▶ TO DO: Please retype all the records below exactly as they read.

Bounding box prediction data
----

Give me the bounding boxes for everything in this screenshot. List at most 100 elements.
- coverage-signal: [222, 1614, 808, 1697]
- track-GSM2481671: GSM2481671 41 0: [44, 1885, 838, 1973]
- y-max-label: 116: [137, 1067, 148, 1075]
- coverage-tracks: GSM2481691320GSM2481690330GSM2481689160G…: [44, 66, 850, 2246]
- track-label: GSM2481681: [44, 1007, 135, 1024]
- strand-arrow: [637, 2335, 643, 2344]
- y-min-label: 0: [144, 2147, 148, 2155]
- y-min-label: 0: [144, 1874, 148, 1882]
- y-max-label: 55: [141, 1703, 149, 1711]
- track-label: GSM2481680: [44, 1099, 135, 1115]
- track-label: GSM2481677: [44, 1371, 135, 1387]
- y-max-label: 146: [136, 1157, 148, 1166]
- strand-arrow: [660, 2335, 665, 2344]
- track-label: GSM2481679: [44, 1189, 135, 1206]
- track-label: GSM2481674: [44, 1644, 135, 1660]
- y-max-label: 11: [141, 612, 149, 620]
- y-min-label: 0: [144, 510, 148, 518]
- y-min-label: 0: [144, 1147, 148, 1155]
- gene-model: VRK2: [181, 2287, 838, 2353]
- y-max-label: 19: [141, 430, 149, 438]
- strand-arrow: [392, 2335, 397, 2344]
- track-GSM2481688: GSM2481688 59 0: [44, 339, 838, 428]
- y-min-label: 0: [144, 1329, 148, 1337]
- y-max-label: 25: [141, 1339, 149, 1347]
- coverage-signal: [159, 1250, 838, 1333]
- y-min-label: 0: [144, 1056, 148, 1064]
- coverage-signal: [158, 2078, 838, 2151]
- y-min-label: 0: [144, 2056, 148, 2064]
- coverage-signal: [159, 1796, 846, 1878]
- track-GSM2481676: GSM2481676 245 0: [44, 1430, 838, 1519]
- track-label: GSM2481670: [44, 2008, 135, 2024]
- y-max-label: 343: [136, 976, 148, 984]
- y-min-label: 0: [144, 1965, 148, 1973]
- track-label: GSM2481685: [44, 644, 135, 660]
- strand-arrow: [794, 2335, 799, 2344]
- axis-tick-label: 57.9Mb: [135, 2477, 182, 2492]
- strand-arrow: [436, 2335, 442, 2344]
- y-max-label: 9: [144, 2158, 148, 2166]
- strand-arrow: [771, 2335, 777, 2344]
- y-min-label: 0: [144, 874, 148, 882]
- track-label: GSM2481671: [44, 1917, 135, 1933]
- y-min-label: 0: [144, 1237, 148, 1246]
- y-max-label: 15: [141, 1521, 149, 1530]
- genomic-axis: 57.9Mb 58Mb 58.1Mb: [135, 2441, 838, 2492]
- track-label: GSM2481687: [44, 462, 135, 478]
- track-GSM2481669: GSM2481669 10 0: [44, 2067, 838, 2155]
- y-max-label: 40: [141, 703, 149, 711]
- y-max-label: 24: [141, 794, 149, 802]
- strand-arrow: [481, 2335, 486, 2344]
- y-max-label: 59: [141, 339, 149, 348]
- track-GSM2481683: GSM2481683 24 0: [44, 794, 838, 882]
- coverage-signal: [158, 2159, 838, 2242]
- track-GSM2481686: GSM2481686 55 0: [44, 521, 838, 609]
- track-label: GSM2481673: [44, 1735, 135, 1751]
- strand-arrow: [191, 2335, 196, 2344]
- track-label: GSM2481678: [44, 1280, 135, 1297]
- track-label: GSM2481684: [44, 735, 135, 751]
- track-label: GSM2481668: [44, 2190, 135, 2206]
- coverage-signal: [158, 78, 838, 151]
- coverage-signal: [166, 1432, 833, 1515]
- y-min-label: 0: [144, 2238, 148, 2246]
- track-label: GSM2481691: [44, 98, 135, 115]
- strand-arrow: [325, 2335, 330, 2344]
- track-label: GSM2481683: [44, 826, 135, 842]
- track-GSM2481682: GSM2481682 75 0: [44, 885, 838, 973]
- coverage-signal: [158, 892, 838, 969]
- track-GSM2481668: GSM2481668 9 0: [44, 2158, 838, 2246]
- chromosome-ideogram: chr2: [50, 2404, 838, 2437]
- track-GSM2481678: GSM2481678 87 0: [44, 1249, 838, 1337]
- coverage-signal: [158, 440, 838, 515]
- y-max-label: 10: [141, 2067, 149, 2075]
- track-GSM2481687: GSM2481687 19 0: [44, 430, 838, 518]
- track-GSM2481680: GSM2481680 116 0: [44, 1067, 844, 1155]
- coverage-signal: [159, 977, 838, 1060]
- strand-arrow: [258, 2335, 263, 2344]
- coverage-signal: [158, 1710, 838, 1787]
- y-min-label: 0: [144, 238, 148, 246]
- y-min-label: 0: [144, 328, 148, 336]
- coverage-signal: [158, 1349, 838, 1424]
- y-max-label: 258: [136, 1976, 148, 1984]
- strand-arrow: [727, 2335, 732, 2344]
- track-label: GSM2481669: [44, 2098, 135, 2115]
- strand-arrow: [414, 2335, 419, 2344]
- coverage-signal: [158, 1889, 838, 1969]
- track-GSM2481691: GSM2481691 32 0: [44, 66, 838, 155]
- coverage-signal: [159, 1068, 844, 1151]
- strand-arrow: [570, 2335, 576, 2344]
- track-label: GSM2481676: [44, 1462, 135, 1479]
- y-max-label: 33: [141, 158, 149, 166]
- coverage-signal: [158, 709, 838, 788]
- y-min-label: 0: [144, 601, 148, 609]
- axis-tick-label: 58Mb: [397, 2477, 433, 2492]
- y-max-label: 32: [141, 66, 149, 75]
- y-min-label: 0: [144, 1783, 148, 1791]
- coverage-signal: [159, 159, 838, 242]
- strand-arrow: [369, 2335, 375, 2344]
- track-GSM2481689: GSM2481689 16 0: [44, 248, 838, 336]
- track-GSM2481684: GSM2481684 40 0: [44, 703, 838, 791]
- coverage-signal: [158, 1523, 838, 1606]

----

▶ ANSWER SPACE:
Give me the bounding boxes for everything in this screenshot. List at most 100 elements.
- coverage-signal: [222, 1614, 808, 1697]
- track-GSM2481671: GSM2481671 41 0: [44, 1885, 838, 1973]
- y-max-label: 116: [137, 1067, 148, 1075]
- coverage-tracks: GSM2481691320GSM2481690330GSM2481689160G…: [44, 66, 850, 2246]
- track-label: GSM2481681: [44, 1007, 135, 1024]
- strand-arrow: [637, 2335, 643, 2344]
- y-min-label: 0: [144, 2147, 148, 2155]
- y-min-label: 0: [144, 1874, 148, 1882]
- y-max-label: 55: [141, 1703, 149, 1711]
- track-label: GSM2481680: [44, 1099, 135, 1115]
- track-label: GSM2481677: [44, 1371, 135, 1387]
- y-max-label: 146: [136, 1157, 148, 1166]
- strand-arrow: [660, 2335, 665, 2344]
- track-label: GSM2481679: [44, 1189, 135, 1206]
- track-label: GSM2481674: [44, 1644, 135, 1660]
- y-max-label: 11: [141, 612, 149, 620]
- y-min-label: 0: [144, 510, 148, 518]
- y-min-label: 0: [144, 1147, 148, 1155]
- gene-model: VRK2: [181, 2287, 838, 2353]
- y-max-label: 19: [141, 430, 149, 438]
- strand-arrow: [392, 2335, 397, 2344]
- track-GSM2481688: GSM2481688 59 0: [44, 339, 838, 428]
- y-min-label: 0: [144, 1329, 148, 1337]
- y-max-label: 25: [141, 1339, 149, 1347]
- coverage-signal: [159, 1250, 838, 1333]
- y-min-label: 0: [144, 1056, 148, 1064]
- coverage-signal: [158, 2078, 838, 2151]
- y-min-label: 0: [144, 2056, 148, 2064]
- coverage-signal: [159, 1796, 846, 1878]
- track-GSM2481676: GSM2481676 245 0: [44, 1430, 838, 1519]
- track-label: GSM2481670: [44, 2008, 135, 2024]
- y-max-label: 343: [136, 976, 148, 984]
- y-min-label: 0: [144, 1965, 148, 1973]
- track-label: GSM2481685: [44, 644, 135, 660]
- strand-arrow: [794, 2335, 799, 2344]
- axis-tick-label: 57.9Mb: [135, 2477, 182, 2492]
- strand-arrow: [436, 2335, 442, 2344]
- y-max-label: 9: [144, 2158, 148, 2166]
- strand-arrow: [771, 2335, 777, 2344]
- y-min-label: 0: [144, 874, 148, 882]
- track-label: GSM2481671: [44, 1917, 135, 1933]
- y-min-label: 0: [144, 1237, 148, 1246]
- y-max-label: 15: [141, 1521, 149, 1530]
- genomic-axis: 57.9Mb 58Mb 58.1Mb: [135, 2441, 838, 2492]
- track-label: GSM2481687: [44, 462, 135, 478]
- track-GSM2481669: GSM2481669 10 0: [44, 2067, 838, 2155]
- y-max-label: 40: [141, 703, 149, 711]
- y-max-label: 24: [141, 794, 149, 802]
- strand-arrow: [481, 2335, 486, 2344]
- y-max-label: 59: [141, 339, 149, 348]
- track-GSM2481683: GSM2481683 24 0: [44, 794, 838, 882]
- coverage-signal: [158, 2159, 838, 2242]
- track-GSM2481686: GSM2481686 55 0: [44, 521, 838, 609]
- track-label: GSM2481673: [44, 1735, 135, 1751]
- strand-arrow: [191, 2335, 196, 2344]
- track-label: GSM2481678: [44, 1280, 135, 1297]
- track-label: GSM2481684: [44, 735, 135, 751]
- track-label: GSM2481668: [44, 2190, 135, 2206]
- coverage-signal: [158, 78, 838, 151]
- coverage-signal: [166, 1432, 833, 1515]
- y-min-label: 0: [144, 2238, 148, 2246]
- track-label: GSM2481691: [44, 98, 135, 115]
- strand-arrow: [325, 2335, 330, 2344]
- track-label: GSM2481683: [44, 826, 135, 842]
- track-GSM2481682: GSM2481682 75 0: [44, 885, 838, 973]
- coverage-signal: [158, 892, 838, 969]
- track-GSM2481668: GSM2481668 9 0: [44, 2158, 838, 2246]
- chromosome-ideogram: chr2: [50, 2404, 838, 2437]
- track-GSM2481678: GSM2481678 87 0: [44, 1249, 838, 1337]
- coverage-signal: [158, 440, 838, 515]
- y-max-label: 10: [141, 2067, 149, 2075]
- track-GSM2481687: GSM2481687 19 0: [44, 430, 838, 518]
- track-GSM2481680: GSM2481680 116 0: [44, 1067, 844, 1155]
- coverage-signal: [159, 977, 838, 1060]
- strand-arrow: [258, 2335, 263, 2344]
- coverage-signal: [158, 1710, 838, 1787]
- y-min-label: 0: [144, 238, 148, 246]
- y-min-label: 0: [144, 328, 148, 336]
- coverage-signal: [158, 1349, 838, 1424]
- y-max-label: 258: [136, 1976, 148, 1984]
- strand-arrow: [727, 2335, 732, 2344]
- track-label: GSM2481669: [44, 2098, 135, 2115]
- strand-arrow: [414, 2335, 419, 2344]
- coverage-signal: [158, 1889, 838, 1969]
- track-GSM2481691: GSM2481691 32 0: [44, 66, 838, 155]
- coverage-signal: [159, 1068, 844, 1151]
- strand-arrow: [570, 2335, 576, 2344]
- track-label: GSM2481676: [44, 1462, 135, 1479]
- y-max-label: 33: [141, 158, 149, 166]
- coverage-signal: [158, 709, 838, 788]
- y-min-label: 0: [144, 601, 148, 609]
- axis-tick-label: 58Mb: [397, 2477, 433, 2492]
- y-max-label: 32: [141, 66, 149, 75]
- y-min-label: 0: [144, 1783, 148, 1791]
- coverage-signal: [159, 159, 838, 242]
- strand-arrow: [369, 2335, 375, 2344]
- track-GSM2481689: GSM2481689 16 0: [44, 248, 838, 336]
- track-GSM2481684: GSM2481684 40 0: [44, 703, 838, 791]
- coverage-signal: [158, 1523, 838, 1606]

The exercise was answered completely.